--- Description of the task ---
Set down every line of the listing below verbatim, omitting the picture lines.

Element boundary listing:
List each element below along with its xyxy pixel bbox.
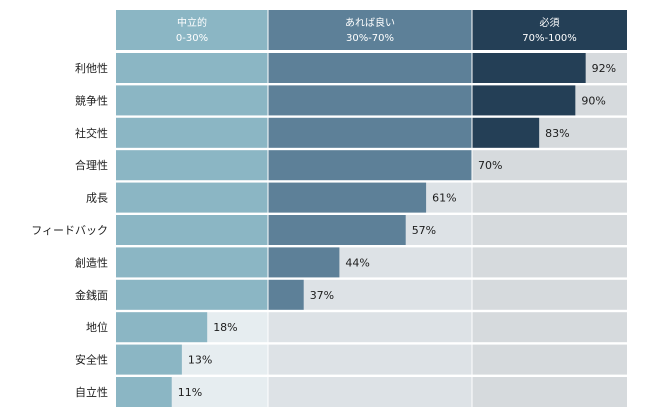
row-track — [472, 182, 627, 213]
zone-range-label-2: 30%-70% — [346, 33, 394, 44]
category-label: 成長 — [86, 192, 108, 205]
bar-segment — [268, 150, 472, 181]
bar-segment — [116, 53, 268, 83]
row-track — [472, 377, 627, 407]
category-label: フィードバック — [31, 224, 108, 237]
bar-segment — [268, 85, 472, 116]
category-label: 金銭面 — [75, 288, 108, 302]
row-track — [472, 312, 627, 343]
bar-segment — [116, 150, 268, 181]
bar-segment — [472, 53, 586, 83]
bar-segment — [116, 344, 182, 375]
value-label: 13% — [188, 354, 212, 367]
bar-segment — [116, 85, 268, 116]
zone-header-3 — [472, 10, 627, 50]
value-label: 57% — [412, 224, 436, 237]
zone-header-1 — [116, 10, 268, 50]
zone-title-3: 必須 — [540, 16, 560, 29]
value-label: 92% — [592, 62, 616, 75]
category-label: 合理性 — [75, 158, 108, 172]
value-label: 70% — [478, 159, 502, 172]
zone-range-label-1: 0-30% — [176, 33, 208, 44]
value-label: 37% — [310, 289, 334, 302]
row-track — [268, 344, 472, 375]
bar-segment — [268, 182, 427, 213]
bar-segment — [268, 117, 472, 148]
row-track — [472, 247, 627, 278]
zone-title-2: あれば良い — [345, 16, 395, 29]
category-label: 競争性 — [75, 93, 108, 107]
row-track — [268, 312, 472, 343]
bar-segment — [472, 85, 576, 116]
bar-segment — [268, 53, 472, 83]
value-label: 44% — [345, 256, 369, 269]
bar-segment — [116, 312, 208, 343]
value-label: 90% — [581, 94, 605, 107]
row-track — [472, 279, 627, 310]
zone-header-2 — [268, 10, 472, 50]
zone-range-label-3: 70%-100% — [522, 33, 576, 44]
zone-title-1: 中立的 — [177, 16, 207, 29]
bar-segment — [268, 247, 340, 278]
bar-segment — [472, 117, 540, 148]
category-label: 社交性 — [75, 126, 108, 140]
category-label: 利他性 — [75, 61, 108, 75]
row-track — [268, 377, 472, 407]
category-label: 地位 — [86, 320, 108, 334]
bar-segment — [116, 117, 268, 148]
bar-segment — [116, 215, 268, 245]
bar-segment — [116, 279, 268, 310]
bar-segment — [268, 215, 406, 245]
category-label: 安全性 — [75, 353, 108, 367]
bar-segment — [116, 247, 268, 278]
category-label: 創造性 — [75, 255, 108, 269]
value-label: 83% — [545, 127, 569, 140]
bar-segment — [116, 182, 268, 213]
row-track — [472, 344, 627, 375]
value-label: 11% — [178, 386, 202, 399]
bar-segment — [268, 279, 304, 310]
category-label: 自立性 — [75, 385, 108, 399]
value-label: 18% — [213, 321, 237, 334]
bar-segment — [116, 377, 172, 407]
row-track — [472, 215, 627, 245]
row-track — [472, 150, 627, 181]
value-label: 61% — [432, 192, 456, 205]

--- Full answer ---
List each element below along with its xyxy pixel bbox.
row-track — [472, 182, 627, 213]
zone-range-label-2: 30%-70% — [346, 33, 394, 44]
category-label: 成長 — [86, 192, 108, 205]
bar-segment — [268, 150, 472, 181]
bar-segment — [116, 53, 268, 83]
row-track — [472, 377, 627, 407]
category-label: フィードバック — [31, 224, 108, 237]
bar-segment — [268, 85, 472, 116]
category-label: 金銭面 — [75, 288, 108, 302]
row-track — [472, 312, 627, 343]
bar-segment — [116, 150, 268, 181]
bar-segment — [472, 53, 586, 83]
bar-segment — [116, 344, 182, 375]
value-label: 13% — [188, 354, 212, 367]
bar-segment — [116, 85, 268, 116]
zone-header-3 — [472, 10, 627, 50]
value-label: 57% — [412, 224, 436, 237]
zone-header-1 — [116, 10, 268, 50]
zone-title-3: 必須 — [540, 16, 560, 29]
value-label: 92% — [592, 62, 616, 75]
category-label: 合理性 — [75, 158, 108, 172]
value-label: 70% — [478, 159, 502, 172]
zone-range-label-1: 0-30% — [176, 33, 208, 44]
value-label: 37% — [310, 289, 334, 302]
row-track — [268, 344, 472, 375]
bar-segment — [268, 182, 427, 213]
bar-segment — [268, 117, 472, 148]
row-track — [472, 247, 627, 278]
zone-title-2: あれば良い — [345, 16, 395, 29]
category-label: 競争性 — [75, 93, 108, 107]
row-track — [268, 312, 472, 343]
bar-segment — [472, 85, 576, 116]
bar-segment — [268, 53, 472, 83]
value-label: 44% — [345, 256, 369, 269]
bar-segment — [116, 312, 208, 343]
value-label: 90% — [581, 94, 605, 107]
row-track — [472, 279, 627, 310]
zone-header-2 — [268, 10, 472, 50]
zone-range-label-3: 70%-100% — [522, 33, 576, 44]
zone-title-1: 中立的 — [177, 16, 207, 29]
bar-segment — [268, 247, 340, 278]
bar-segment — [472, 117, 540, 148]
category-label: 社交性 — [75, 126, 108, 140]
category-label: 利他性 — [75, 61, 108, 75]
row-track — [268, 377, 472, 407]
category-label: 地位 — [86, 320, 108, 334]
bar-segment — [116, 117, 268, 148]
bar-segment — [116, 215, 268, 245]
bar-segment — [116, 279, 268, 310]
bar-segment — [268, 215, 406, 245]
category-label: 安全性 — [75, 353, 108, 367]
bar-segment — [116, 247, 268, 278]
category-label: 創造性 — [75, 255, 108, 269]
value-label: 83% — [545, 127, 569, 140]
bar-segment — [116, 182, 268, 213]
row-track — [472, 344, 627, 375]
value-label: 11% — [178, 386, 202, 399]
bar-segment — [268, 279, 304, 310]
category-label: 自立性 — [75, 385, 108, 399]
value-label: 18% — [213, 321, 237, 334]
bar-segment — [116, 377, 172, 407]
row-track — [472, 215, 627, 245]
row-track — [472, 150, 627, 181]
value-label: 61% — [432, 192, 456, 205]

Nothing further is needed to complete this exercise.